- _Objective_
Check each line of the entries below for the string "fields"; copy every line where it appears.

- _Material shown_
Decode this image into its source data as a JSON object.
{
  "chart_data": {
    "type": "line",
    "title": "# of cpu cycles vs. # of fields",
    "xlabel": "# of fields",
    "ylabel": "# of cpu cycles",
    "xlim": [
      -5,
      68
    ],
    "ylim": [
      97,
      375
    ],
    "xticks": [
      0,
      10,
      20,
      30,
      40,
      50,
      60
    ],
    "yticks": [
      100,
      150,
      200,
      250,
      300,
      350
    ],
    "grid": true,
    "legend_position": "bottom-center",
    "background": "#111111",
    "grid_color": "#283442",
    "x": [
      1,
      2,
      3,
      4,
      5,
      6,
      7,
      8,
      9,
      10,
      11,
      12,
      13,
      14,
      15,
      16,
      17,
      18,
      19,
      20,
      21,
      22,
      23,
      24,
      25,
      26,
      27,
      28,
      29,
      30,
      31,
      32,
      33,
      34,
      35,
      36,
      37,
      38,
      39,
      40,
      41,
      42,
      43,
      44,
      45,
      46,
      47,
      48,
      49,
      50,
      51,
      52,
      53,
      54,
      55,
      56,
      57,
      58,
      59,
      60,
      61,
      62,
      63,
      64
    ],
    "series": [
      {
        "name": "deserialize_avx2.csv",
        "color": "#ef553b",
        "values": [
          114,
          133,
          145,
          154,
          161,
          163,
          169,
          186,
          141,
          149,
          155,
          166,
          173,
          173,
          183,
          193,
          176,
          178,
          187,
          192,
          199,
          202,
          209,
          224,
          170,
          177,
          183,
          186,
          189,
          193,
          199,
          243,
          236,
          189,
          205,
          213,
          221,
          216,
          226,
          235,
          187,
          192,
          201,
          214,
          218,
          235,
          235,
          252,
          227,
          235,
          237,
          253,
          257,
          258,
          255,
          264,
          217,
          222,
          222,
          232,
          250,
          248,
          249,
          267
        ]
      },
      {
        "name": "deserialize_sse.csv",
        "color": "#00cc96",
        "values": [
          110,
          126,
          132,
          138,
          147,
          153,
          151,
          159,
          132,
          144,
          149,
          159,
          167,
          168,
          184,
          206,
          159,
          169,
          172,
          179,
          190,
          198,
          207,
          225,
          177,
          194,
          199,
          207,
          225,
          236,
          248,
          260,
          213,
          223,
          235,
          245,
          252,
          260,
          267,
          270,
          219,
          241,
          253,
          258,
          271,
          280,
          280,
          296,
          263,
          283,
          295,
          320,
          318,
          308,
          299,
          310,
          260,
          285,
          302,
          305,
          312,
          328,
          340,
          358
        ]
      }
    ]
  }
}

- _Written response_
    "title": "# of cpu cycles vs. # of fields",
    "xlabel": "# of fields",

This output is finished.